** Aim **
Without the pictures, repeat the listing character for character.

** Source material **
--------------------------------------------------
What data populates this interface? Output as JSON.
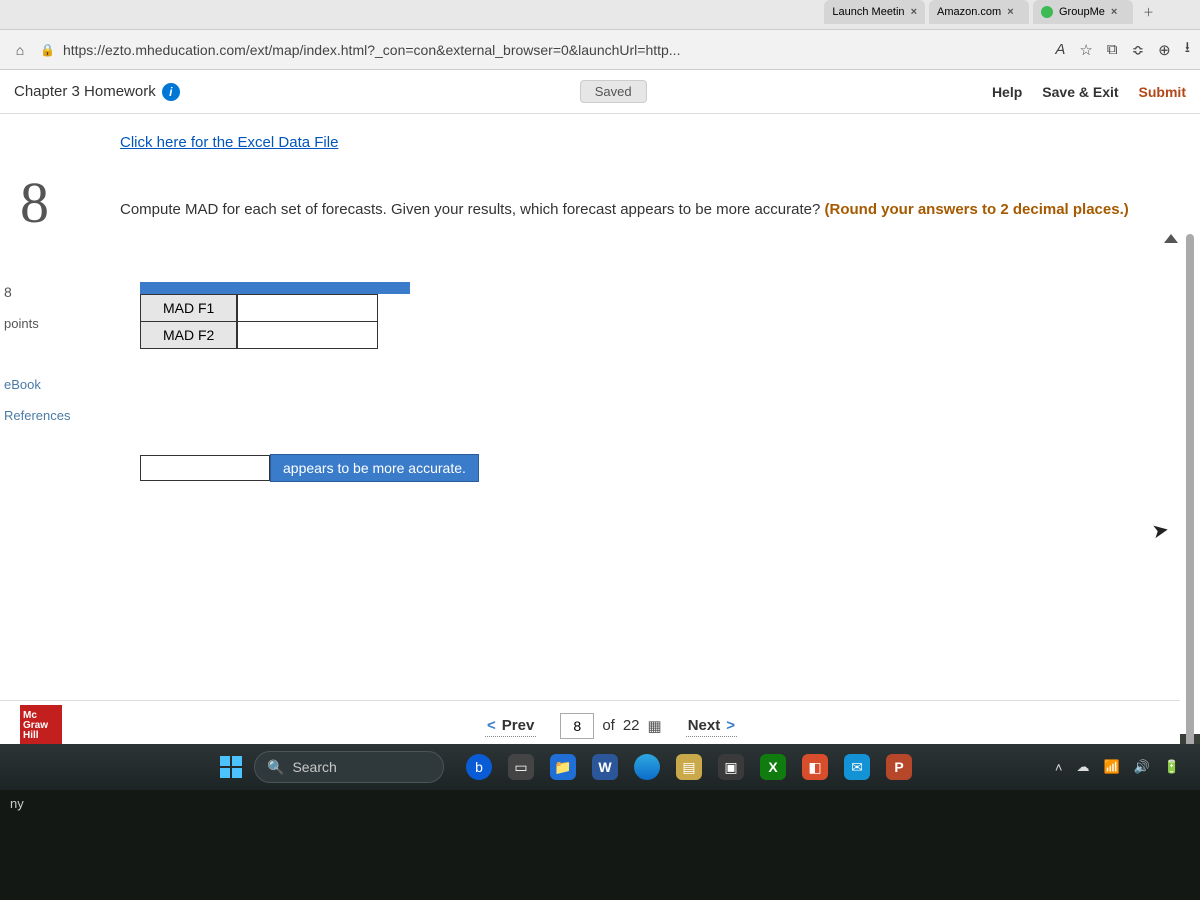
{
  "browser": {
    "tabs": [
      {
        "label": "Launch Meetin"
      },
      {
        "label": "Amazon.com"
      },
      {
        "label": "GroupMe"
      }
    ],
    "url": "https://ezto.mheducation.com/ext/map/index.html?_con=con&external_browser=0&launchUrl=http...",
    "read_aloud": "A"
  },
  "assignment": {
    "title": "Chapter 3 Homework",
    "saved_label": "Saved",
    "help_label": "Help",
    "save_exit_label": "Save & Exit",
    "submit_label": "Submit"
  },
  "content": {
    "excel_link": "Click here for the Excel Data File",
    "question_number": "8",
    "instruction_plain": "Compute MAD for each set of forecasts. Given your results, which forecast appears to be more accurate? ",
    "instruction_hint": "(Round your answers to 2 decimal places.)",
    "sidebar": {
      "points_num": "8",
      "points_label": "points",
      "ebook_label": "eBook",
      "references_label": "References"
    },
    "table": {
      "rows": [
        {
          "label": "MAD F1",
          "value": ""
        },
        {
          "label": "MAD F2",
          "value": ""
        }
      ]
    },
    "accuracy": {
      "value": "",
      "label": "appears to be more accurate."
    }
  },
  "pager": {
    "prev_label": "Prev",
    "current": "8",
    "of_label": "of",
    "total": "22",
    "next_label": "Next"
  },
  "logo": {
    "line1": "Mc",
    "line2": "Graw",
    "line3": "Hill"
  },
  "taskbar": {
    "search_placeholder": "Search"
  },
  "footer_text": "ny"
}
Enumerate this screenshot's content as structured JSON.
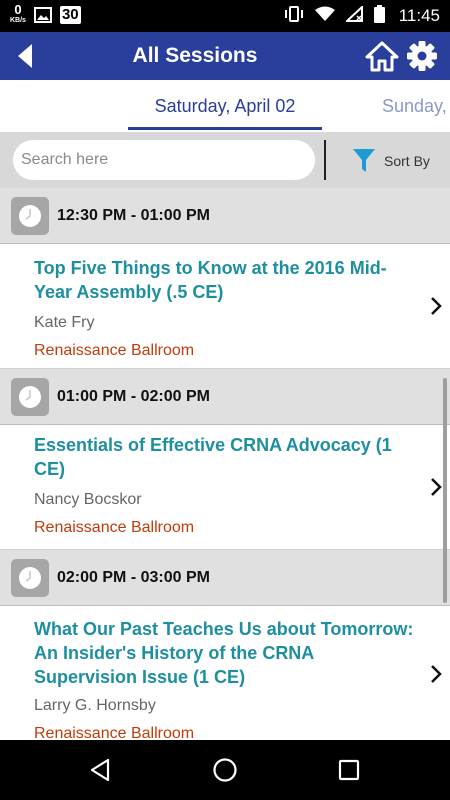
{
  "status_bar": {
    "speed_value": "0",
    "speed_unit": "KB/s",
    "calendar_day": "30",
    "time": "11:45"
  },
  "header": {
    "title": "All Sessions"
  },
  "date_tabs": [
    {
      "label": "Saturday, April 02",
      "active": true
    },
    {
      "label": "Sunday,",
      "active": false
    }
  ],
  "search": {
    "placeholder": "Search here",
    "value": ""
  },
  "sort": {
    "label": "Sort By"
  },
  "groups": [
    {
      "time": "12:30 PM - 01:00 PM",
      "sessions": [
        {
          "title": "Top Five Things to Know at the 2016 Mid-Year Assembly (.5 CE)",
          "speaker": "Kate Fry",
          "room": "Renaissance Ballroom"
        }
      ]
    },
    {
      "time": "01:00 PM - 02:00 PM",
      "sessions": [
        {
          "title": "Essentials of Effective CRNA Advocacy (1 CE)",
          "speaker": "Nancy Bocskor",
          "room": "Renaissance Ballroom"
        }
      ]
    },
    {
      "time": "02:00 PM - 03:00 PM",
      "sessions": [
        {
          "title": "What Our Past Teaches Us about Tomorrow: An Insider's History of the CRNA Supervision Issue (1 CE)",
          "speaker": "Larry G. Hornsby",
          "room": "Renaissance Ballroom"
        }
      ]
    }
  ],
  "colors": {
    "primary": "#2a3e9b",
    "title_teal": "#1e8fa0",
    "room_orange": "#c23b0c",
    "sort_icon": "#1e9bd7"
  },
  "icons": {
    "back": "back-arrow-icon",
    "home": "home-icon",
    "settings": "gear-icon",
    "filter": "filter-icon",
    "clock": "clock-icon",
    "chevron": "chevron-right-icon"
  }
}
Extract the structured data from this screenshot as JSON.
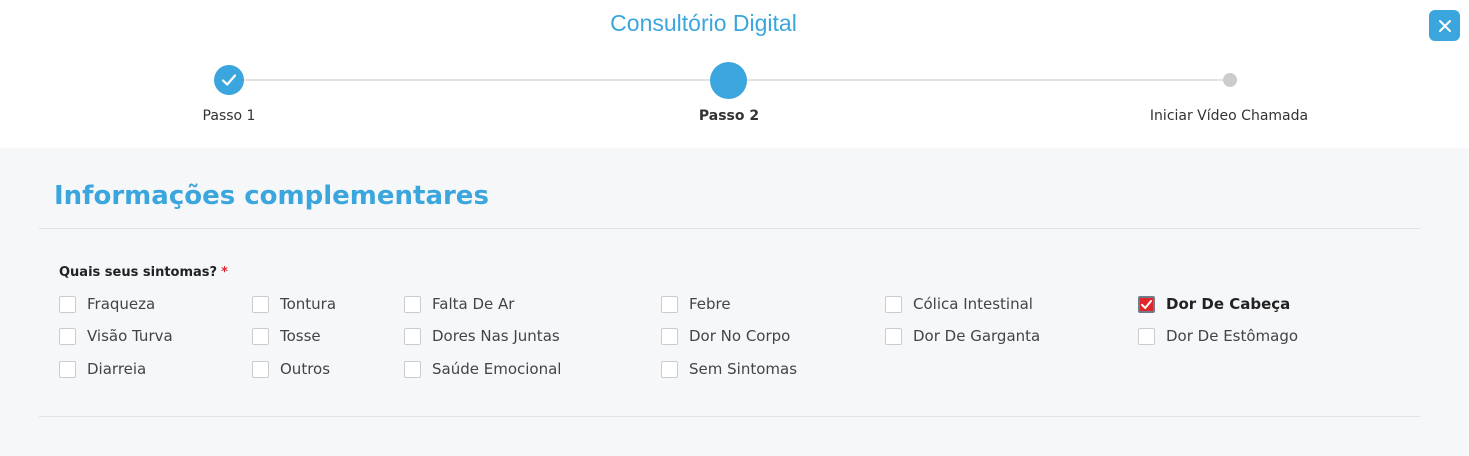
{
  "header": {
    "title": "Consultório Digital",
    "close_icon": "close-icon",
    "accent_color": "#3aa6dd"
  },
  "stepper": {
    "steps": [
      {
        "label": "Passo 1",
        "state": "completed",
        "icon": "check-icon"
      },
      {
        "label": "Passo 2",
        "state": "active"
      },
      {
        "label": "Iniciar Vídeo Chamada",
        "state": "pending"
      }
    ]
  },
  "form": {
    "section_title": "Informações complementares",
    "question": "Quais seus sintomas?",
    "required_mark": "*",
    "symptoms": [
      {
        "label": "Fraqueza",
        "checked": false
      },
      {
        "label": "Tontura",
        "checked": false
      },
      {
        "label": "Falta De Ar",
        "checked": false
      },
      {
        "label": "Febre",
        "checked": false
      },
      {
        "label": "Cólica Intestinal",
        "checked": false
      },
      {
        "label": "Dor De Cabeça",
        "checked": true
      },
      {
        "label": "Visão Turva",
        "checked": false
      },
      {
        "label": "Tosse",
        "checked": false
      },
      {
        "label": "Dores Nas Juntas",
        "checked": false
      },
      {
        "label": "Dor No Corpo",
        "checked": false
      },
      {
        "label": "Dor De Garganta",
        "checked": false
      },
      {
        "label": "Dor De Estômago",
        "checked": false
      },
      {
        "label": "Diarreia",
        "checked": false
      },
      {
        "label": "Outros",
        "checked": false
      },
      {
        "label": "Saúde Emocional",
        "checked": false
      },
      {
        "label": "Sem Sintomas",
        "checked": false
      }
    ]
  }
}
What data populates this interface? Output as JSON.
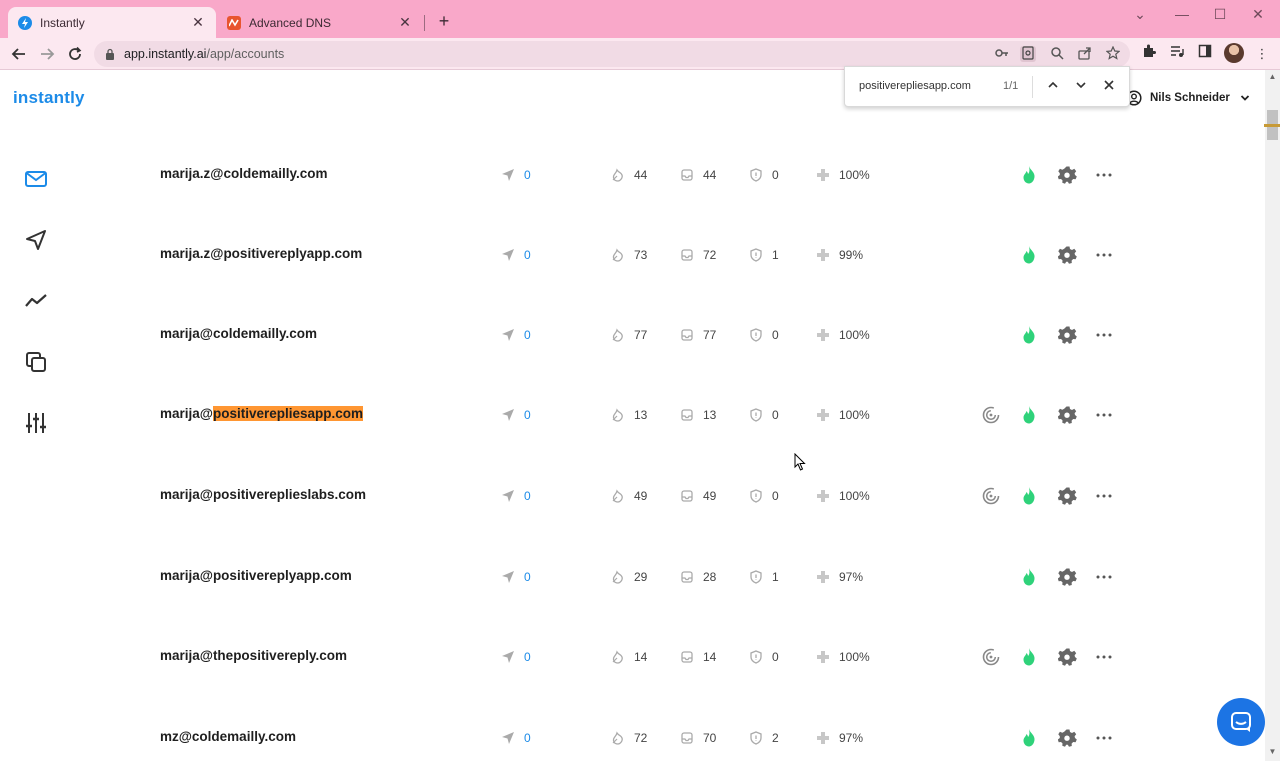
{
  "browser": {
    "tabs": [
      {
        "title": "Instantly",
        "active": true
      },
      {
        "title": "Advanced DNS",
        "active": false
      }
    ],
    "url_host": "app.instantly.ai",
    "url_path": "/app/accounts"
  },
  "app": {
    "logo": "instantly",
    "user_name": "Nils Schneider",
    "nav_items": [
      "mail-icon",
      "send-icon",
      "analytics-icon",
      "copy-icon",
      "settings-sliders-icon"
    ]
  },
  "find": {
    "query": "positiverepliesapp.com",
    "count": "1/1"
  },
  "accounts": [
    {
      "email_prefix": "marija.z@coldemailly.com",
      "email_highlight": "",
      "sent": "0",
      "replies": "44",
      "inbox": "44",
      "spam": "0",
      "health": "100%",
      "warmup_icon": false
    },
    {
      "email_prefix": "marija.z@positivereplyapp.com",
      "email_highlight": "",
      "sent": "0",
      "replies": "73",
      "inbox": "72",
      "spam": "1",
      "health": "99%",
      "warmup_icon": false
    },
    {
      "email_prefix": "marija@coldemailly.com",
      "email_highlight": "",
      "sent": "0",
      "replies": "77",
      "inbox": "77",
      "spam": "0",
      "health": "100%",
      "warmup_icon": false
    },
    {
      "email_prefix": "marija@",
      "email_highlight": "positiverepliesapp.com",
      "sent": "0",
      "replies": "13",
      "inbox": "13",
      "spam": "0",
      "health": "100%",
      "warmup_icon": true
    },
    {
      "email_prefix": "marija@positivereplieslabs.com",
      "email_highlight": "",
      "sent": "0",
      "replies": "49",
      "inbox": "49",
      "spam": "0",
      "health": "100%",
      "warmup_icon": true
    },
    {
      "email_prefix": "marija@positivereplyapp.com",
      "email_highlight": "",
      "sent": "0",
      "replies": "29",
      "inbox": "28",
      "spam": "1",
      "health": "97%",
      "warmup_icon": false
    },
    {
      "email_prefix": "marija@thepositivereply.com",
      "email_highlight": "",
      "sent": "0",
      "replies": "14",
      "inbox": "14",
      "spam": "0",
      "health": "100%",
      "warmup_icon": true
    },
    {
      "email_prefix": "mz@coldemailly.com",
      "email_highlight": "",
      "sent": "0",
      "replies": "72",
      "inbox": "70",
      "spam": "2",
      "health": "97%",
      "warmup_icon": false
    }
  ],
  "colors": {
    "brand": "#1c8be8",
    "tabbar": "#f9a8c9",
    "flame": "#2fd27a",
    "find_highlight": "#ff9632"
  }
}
--------------------------------------------------
** Expected answer **
What data populates this interface? Output as JSON.
{
  "browser": {
    "tabs": [
      {
        "label": "Launch Meetin"
      },
      {
        "label": "Amazon.com"
      },
      {
        "label": "GroupMe"
      }
    ],
    "url": "https://ezto.mheducation.com/ext/map/index.html?_con=con&external_browser=0&launchUrl=http...",
    "read_aloud": "A"
  },
  "assignment": {
    "title": "Chapter 3 Homework",
    "saved_label": "Saved",
    "help_label": "Help",
    "save_exit_label": "Save & Exit",
    "submit_label": "Submit"
  },
  "content": {
    "excel_link": "Click here for the Excel Data File",
    "question_number": "8",
    "instruction_plain": "Compute MAD for each set of forecasts. Given your results, which forecast appears to be more accurate? ",
    "instruction_hint": "(Round your answers to 2 decimal places.)",
    "sidebar": {
      "points_num": "8",
      "points_label": "points",
      "ebook_label": "eBook",
      "references_label": "References"
    },
    "table": {
      "rows": [
        {
          "label": "MAD F1",
          "value": ""
        },
        {
          "label": "MAD F2",
          "value": ""
        }
      ]
    },
    "accuracy": {
      "value": "",
      "label": "appears to be more accurate."
    }
  },
  "pager": {
    "prev_label": "Prev",
    "current": "8",
    "of_label": "of",
    "total": "22",
    "next_label": "Next"
  },
  "logo": {
    "line1": "Mc",
    "line2": "Graw",
    "line3": "Hill"
  },
  "taskbar": {
    "search_placeholder": "Search"
  },
  "footer_text": "ny"
}
Enumerate this screenshot's content as structured JSON.
{
  "status_bar": {
    "speed_value": "0",
    "speed_unit": "KB/s",
    "calendar_day": "30",
    "time": "11:45"
  },
  "header": {
    "title": "All Sessions"
  },
  "date_tabs": [
    {
      "label": "Saturday, April 02",
      "active": true
    },
    {
      "label": "Sunday,",
      "active": false
    }
  ],
  "search": {
    "placeholder": "Search here",
    "value": ""
  },
  "sort": {
    "label": "Sort By"
  },
  "groups": [
    {
      "time": "12:30 PM - 01:00 PM",
      "sessions": [
        {
          "title": "Top Five Things to Know at the 2016 Mid-Year Assembly (.5 CE)",
          "speaker": "Kate Fry",
          "room": "Renaissance Ballroom"
        }
      ]
    },
    {
      "time": "01:00 PM - 02:00 PM",
      "sessions": [
        {
          "title": "Essentials of Effective CRNA Advocacy (1 CE)",
          "speaker": "Nancy Bocskor",
          "room": "Renaissance Ballroom"
        }
      ]
    },
    {
      "time": "02:00 PM - 03:00 PM",
      "sessions": [
        {
          "title": "What Our Past Teaches Us about Tomorrow: An Insider's History of the CRNA Supervision Issue (1 CE)",
          "speaker": "Larry G. Hornsby",
          "room": "Renaissance Ballroom"
        }
      ]
    }
  ],
  "colors": {
    "primary": "#2a3e9b",
    "title_teal": "#1e8fa0",
    "room_orange": "#c23b0c",
    "sort_icon": "#1e9bd7"
  },
  "icons": {
    "back": "back-arrow-icon",
    "home": "home-icon",
    "settings": "gear-icon",
    "filter": "filter-icon",
    "clock": "clock-icon",
    "chevron": "chevron-right-icon"
  }
}
Extract the structured data from this screenshot as JSON.
{
  "header": {
    "title": "Consultório Digital",
    "close_icon": "close-icon",
    "accent_color": "#3aa6dd"
  },
  "stepper": {
    "steps": [
      {
        "label": "Passo 1",
        "state": "completed",
        "icon": "check-icon"
      },
      {
        "label": "Passo 2",
        "state": "active"
      },
      {
        "label": "Iniciar Vídeo Chamada",
        "state": "pending"
      }
    ]
  },
  "form": {
    "section_title": "Informações complementares",
    "question": "Quais seus sintomas?",
    "required_mark": "*",
    "symptoms": [
      {
        "label": "Fraqueza",
        "checked": false
      },
      {
        "label": "Tontura",
        "checked": false
      },
      {
        "label": "Falta De Ar",
        "checked": false
      },
      {
        "label": "Febre",
        "checked": false
      },
      {
        "label": "Cólica Intestinal",
        "checked": false
      },
      {
        "label": "Dor De Cabeça",
        "checked": true
      },
      {
        "label": "Visão Turva",
        "checked": false
      },
      {
        "label": "Tosse",
        "checked": false
      },
      {
        "label": "Dores Nas Juntas",
        "checked": false
      },
      {
        "label": "Dor No Corpo",
        "checked": false
      },
      {
        "label": "Dor De Garganta",
        "checked": false
      },
      {
        "label": "Dor De Estômago",
        "checked": false
      },
      {
        "label": "Diarreia",
        "checked": false
      },
      {
        "label": "Outros",
        "checked": false
      },
      {
        "label": "Saúde Emocional",
        "checked": false
      },
      {
        "label": "Sem Sintomas",
        "checked": false
      }
    ]
  }
}
What data populates this interface? Output as JSON.
{
  "browser": {
    "tabs": [
      {
        "title": "Instantly",
        "active": true
      },
      {
        "title": "Advanced DNS",
        "active": false
      }
    ],
    "url_host": "app.instantly.ai",
    "url_path": "/app/accounts"
  },
  "app": {
    "logo": "instantly",
    "user_name": "Nils Schneider",
    "nav_items": [
      "mail-icon",
      "send-icon",
      "analytics-icon",
      "copy-icon",
      "settings-sliders-icon"
    ]
  },
  "find": {
    "query": "positiverepliesapp.com",
    "count": "1/1"
  },
  "accounts": [
    {
      "email_prefix": "marija.z@coldemailly.com",
      "email_highlight": "",
      "sent": "0",
      "replies": "44",
      "inbox": "44",
      "spam": "0",
      "health": "100%",
      "warmup_icon": false
    },
    {
      "email_prefix": "marija.z@positivereplyapp.com",
      "email_highlight": "",
      "sent": "0",
      "replies": "73",
      "inbox": "72",
      "spam": "1",
      "health": "99%",
      "warmup_icon": false
    },
    {
      "email_prefix": "marija@coldemailly.com",
      "email_highlight": "",
      "sent": "0",
      "replies": "77",
      "inbox": "77",
      "spam": "0",
      "health": "100%",
      "warmup_icon": false
    },
    {
      "email_prefix": "marija@",
      "email_highlight": "positiverepliesapp.com",
      "sent": "0",
      "replies": "13",
      "inbox": "13",
      "spam": "0",
      "health": "100%",
      "warmup_icon": true
    },
    {
      "email_prefix": "marija@positivereplieslabs.com",
      "email_highlight": "",
      "sent": "0",
      "replies": "49",
      "inbox": "49",
      "spam": "0",
      "health": "100%",
      "warmup_icon": true
    },
    {
      "email_prefix": "marija@positivereplyapp.com",
      "email_highlight": "",
      "sent": "0",
      "replies": "29",
      "inbox": "28",
      "spam": "1",
      "health": "97%",
      "warmup_icon": false
    },
    {
      "email_prefix": "marija@thepositivereply.com",
      "email_highlight": "",
      "sent": "0",
      "replies": "14",
      "inbox": "14",
      "spam": "0",
      "health": "100%",
      "warmup_icon": true
    },
    {
      "email_prefix": "mz@coldemailly.com",
      "email_highlight": "",
      "sent": "0",
      "replies": "72",
      "inbox": "70",
      "spam": "2",
      "health": "97%",
      "warmup_icon": false
    }
  ],
  "colors": {
    "brand": "#1c8be8",
    "tabbar": "#f9a8c9",
    "flame": "#2fd27a",
    "find_highlight": "#ff9632"
  }
}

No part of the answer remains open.